-- start of Given records --
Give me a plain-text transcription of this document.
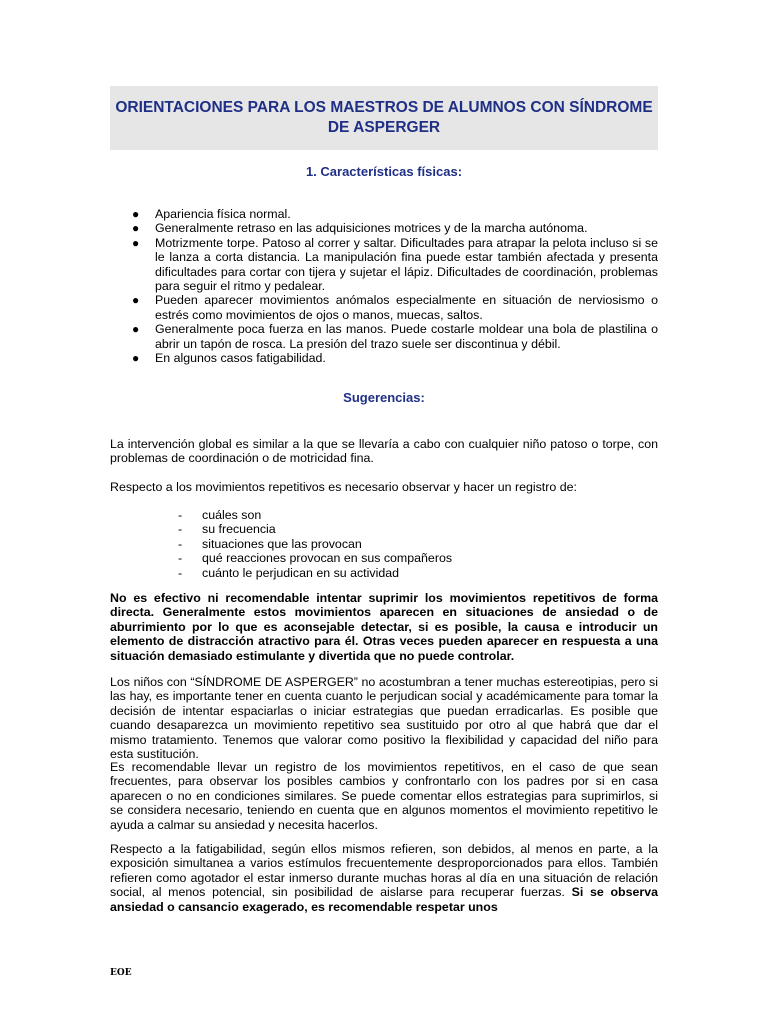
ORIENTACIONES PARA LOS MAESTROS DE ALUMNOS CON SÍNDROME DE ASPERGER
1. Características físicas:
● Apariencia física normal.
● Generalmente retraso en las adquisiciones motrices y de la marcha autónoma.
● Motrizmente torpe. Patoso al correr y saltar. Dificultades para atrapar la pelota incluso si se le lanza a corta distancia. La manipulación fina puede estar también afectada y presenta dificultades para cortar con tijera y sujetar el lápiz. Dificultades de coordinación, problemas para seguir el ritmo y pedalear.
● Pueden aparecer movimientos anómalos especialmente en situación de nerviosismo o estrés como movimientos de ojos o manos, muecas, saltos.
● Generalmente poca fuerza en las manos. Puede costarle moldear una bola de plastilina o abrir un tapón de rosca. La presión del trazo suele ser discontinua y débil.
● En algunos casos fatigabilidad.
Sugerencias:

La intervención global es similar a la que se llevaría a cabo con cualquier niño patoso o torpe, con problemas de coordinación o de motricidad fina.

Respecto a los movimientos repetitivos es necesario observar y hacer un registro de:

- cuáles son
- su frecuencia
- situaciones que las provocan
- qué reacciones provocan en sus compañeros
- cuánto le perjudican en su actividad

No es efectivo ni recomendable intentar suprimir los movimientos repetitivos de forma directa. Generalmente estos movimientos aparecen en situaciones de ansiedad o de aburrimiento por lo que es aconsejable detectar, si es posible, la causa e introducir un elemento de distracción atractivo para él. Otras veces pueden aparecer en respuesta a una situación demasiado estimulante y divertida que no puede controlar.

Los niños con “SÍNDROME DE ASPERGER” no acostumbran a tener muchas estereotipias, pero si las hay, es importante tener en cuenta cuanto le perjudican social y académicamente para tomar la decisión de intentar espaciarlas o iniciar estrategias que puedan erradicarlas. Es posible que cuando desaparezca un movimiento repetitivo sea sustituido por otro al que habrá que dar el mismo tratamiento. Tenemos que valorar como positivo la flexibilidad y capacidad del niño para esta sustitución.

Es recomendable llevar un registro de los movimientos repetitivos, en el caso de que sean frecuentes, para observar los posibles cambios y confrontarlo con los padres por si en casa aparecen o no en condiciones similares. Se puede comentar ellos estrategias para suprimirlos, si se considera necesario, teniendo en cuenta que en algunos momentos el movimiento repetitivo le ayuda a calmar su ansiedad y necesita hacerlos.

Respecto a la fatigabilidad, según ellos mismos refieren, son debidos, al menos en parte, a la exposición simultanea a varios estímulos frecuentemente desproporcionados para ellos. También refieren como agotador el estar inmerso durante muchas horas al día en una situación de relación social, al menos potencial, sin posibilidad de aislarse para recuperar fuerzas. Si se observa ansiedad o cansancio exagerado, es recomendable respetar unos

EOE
-- end of Given records --
-- start of Given records --
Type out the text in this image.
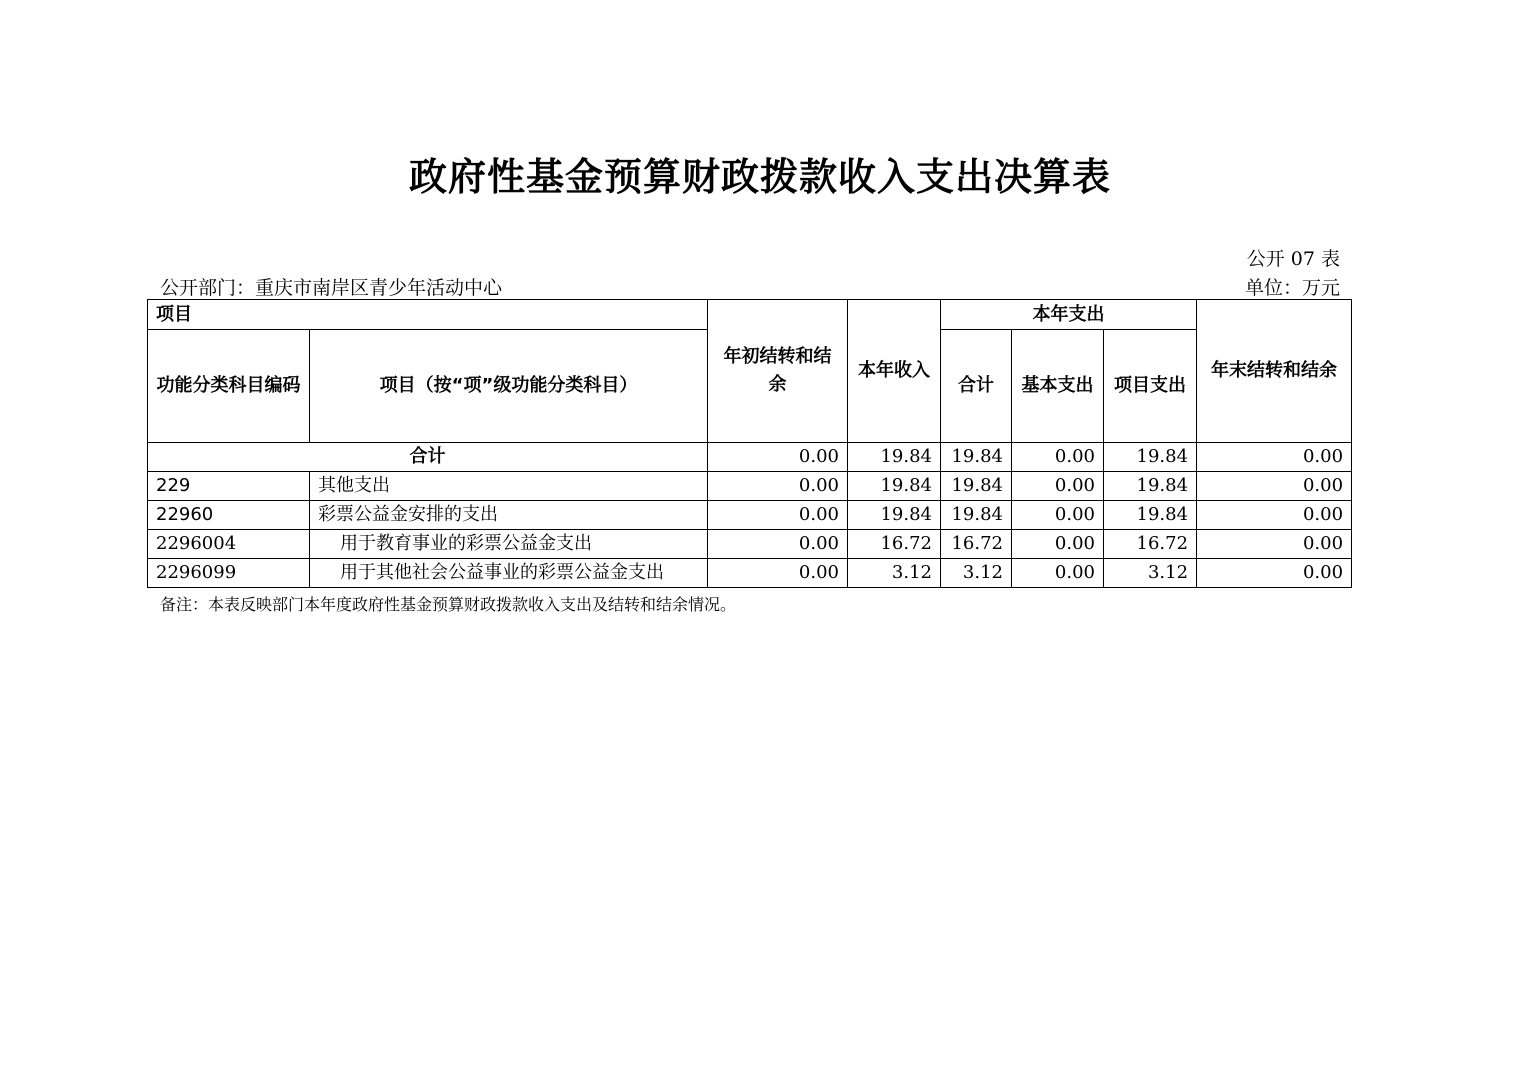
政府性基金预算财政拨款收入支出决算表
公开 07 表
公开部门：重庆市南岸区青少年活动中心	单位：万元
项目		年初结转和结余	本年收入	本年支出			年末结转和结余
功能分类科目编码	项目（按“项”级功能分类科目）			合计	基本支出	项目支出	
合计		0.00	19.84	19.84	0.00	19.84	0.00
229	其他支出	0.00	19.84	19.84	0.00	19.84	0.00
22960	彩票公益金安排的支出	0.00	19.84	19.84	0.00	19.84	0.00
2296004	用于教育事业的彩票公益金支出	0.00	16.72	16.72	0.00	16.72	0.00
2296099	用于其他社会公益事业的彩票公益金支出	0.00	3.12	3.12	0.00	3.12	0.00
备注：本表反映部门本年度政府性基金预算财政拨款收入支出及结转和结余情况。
-- end of Given records --
-- start of Given records --
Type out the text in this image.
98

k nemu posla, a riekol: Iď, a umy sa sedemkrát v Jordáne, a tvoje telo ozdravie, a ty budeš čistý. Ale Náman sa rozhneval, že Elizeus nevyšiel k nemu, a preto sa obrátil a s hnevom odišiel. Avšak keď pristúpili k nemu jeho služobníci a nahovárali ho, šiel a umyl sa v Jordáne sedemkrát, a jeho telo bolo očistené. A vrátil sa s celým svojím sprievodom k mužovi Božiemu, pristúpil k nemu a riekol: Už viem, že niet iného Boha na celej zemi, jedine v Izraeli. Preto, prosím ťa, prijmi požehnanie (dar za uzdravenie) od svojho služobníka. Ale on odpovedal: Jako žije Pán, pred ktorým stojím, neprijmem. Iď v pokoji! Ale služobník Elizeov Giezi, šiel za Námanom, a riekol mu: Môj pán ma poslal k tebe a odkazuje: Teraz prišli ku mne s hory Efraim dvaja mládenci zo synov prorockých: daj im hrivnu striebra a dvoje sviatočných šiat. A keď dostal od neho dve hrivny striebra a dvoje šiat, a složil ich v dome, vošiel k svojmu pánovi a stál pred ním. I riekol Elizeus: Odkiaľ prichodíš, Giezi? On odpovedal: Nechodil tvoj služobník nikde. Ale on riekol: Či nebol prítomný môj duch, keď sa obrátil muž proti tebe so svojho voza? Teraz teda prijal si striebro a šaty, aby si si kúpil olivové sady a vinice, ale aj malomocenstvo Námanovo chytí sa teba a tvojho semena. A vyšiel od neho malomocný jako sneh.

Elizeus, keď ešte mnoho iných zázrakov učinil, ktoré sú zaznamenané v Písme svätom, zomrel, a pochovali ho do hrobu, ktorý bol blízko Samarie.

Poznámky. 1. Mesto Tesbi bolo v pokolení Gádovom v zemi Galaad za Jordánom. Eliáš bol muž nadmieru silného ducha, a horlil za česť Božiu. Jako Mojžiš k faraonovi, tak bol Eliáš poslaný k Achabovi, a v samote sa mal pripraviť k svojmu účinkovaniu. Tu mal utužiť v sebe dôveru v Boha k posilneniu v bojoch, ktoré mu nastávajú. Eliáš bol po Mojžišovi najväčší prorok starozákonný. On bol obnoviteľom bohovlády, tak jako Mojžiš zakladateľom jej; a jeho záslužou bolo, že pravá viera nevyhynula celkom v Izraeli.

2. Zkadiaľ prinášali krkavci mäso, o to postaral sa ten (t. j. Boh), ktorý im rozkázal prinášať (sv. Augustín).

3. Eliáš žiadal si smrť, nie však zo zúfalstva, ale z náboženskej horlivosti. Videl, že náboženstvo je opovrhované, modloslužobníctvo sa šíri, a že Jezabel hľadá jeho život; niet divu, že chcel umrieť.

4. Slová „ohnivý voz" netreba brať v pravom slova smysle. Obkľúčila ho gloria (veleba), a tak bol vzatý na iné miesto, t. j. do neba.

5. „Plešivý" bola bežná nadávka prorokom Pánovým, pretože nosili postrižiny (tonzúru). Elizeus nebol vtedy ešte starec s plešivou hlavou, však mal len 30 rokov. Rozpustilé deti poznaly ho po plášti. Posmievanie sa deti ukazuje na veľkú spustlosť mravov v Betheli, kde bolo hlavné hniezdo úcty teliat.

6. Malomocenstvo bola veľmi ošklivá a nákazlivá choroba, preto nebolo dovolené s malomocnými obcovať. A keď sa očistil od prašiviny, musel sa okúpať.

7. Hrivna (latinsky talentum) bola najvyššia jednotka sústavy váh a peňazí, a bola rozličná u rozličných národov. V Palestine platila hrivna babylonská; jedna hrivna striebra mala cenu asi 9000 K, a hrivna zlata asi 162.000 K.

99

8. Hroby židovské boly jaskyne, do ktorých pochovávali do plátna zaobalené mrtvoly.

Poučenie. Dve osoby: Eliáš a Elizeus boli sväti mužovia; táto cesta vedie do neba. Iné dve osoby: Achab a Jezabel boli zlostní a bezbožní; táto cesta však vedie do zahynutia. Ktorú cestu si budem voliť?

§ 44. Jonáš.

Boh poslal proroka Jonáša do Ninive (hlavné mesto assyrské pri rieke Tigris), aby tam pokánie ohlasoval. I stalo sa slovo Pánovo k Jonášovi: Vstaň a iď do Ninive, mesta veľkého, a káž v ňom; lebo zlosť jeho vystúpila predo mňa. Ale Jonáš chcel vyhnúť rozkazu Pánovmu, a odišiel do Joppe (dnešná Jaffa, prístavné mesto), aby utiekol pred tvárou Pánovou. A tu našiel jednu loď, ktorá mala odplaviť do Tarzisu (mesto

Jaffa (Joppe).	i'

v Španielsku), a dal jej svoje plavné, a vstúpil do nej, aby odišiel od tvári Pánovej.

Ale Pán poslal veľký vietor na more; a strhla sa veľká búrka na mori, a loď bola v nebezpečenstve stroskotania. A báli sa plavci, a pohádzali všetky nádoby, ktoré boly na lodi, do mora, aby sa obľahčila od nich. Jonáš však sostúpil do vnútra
-- end of Given records --
Your task — Copy each line above containing the string "ellos".

Exercise result —
Es recomendable llevar un registro de los movimientos repetitivos, en el caso de que sean frecuentes, para observar los posibles cambios y confrontarlo con los padres por si en casa aparecen o no en condiciones similares. Se puede comentar ellos estrategias para suprimirlos, si se considera necesario, teniendo en cuenta que en algunos momentos el movimiento repetitivo le ayuda a calmar su ansiedad y necesita hacerlos.
Respecto a la fatigabilidad, según ellos mismos refieren, son debidos, al menos en parte, a la exposición simultanea a varios estímulos frecuentemente desproporcionados para ellos. También refieren como agotador el estar inmerso durante muchas horas al día en una situación de relación social, al menos potencial, sin posibilidad de aislarse para recuperar fuerzas. Si se observa ansiedad o cansancio exagerado, es recomendable respetar unos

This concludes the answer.